Provided data =>
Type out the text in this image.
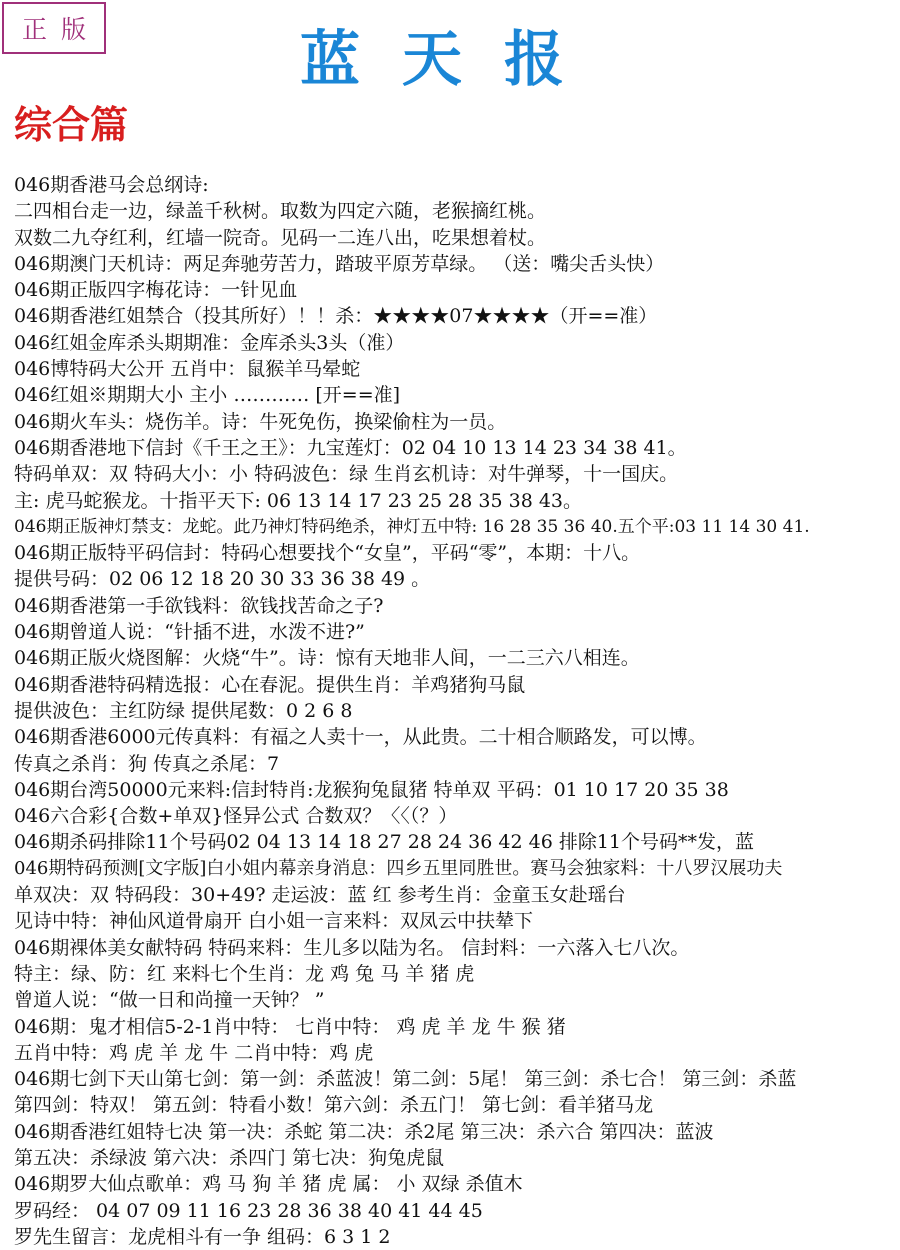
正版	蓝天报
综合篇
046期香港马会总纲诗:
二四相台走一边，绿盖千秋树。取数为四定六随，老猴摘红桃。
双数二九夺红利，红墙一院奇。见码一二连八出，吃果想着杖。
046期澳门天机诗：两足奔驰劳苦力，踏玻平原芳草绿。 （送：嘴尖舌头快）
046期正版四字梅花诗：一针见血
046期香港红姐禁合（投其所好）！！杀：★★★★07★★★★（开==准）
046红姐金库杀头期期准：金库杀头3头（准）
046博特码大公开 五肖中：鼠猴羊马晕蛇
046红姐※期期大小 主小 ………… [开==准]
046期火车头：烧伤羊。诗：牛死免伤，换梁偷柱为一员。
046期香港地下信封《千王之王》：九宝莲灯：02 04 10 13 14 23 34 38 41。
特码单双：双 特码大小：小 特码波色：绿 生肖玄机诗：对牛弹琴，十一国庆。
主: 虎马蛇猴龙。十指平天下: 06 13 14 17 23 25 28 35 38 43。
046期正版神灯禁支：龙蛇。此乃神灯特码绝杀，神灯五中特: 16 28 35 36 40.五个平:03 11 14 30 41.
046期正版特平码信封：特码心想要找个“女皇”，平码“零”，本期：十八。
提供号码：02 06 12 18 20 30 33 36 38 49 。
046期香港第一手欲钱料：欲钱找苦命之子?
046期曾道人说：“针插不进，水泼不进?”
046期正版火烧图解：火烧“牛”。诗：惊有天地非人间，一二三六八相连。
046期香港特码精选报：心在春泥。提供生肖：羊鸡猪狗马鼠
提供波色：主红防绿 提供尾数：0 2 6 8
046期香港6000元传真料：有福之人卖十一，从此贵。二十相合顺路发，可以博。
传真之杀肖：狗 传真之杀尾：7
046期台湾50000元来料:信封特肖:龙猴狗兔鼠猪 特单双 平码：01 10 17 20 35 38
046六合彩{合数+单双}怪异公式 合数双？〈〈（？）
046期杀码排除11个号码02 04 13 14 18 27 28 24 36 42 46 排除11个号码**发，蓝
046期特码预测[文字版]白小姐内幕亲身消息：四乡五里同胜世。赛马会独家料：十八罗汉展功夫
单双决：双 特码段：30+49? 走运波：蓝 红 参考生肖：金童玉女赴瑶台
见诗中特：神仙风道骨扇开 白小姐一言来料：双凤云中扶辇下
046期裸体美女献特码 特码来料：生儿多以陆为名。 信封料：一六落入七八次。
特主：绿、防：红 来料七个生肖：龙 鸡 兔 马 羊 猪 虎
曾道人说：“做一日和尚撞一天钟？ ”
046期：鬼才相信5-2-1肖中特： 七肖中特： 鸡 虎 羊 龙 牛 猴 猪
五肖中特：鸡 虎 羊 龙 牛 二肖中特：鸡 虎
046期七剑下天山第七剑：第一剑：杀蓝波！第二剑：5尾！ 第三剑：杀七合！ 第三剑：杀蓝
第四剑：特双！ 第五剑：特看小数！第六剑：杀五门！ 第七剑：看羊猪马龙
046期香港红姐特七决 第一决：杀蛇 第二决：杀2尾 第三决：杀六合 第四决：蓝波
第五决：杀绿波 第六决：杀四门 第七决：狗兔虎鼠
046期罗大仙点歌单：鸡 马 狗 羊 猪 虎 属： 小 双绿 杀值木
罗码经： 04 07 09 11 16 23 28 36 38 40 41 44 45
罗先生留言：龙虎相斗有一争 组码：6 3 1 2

---

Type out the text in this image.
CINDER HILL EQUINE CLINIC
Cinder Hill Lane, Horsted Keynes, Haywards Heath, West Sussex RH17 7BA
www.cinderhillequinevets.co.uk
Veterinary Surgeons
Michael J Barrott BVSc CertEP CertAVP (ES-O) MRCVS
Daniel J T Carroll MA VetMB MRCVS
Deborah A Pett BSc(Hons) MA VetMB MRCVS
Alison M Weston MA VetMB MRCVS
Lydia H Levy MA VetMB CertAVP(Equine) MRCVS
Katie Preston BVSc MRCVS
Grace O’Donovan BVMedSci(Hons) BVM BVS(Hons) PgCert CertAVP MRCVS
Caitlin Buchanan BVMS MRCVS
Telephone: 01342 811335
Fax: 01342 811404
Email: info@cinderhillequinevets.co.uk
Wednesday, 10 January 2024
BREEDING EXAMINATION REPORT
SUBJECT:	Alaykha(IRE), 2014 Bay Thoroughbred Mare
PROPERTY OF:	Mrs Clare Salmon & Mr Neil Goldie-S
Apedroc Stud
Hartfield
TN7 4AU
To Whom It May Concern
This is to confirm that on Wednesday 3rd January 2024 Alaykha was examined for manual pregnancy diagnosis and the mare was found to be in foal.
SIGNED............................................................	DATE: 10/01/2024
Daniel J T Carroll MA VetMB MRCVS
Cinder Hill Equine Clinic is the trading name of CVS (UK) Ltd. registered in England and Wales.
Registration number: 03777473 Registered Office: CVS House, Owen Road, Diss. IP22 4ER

Problem requirements =>
Using the material above, copy every line in which the string "CertAVP" occurs.

Answer to the exercise =>
Michael J Barrott BVSc CertEP CertAVP (ES-O) MRCVS
Lydia H Levy MA VetMB CertAVP(Equine) MRCVS
Grace O’Donovan BVMedSci(Hons) BVM BVS(Hons) PgCert CertAVP MRCVS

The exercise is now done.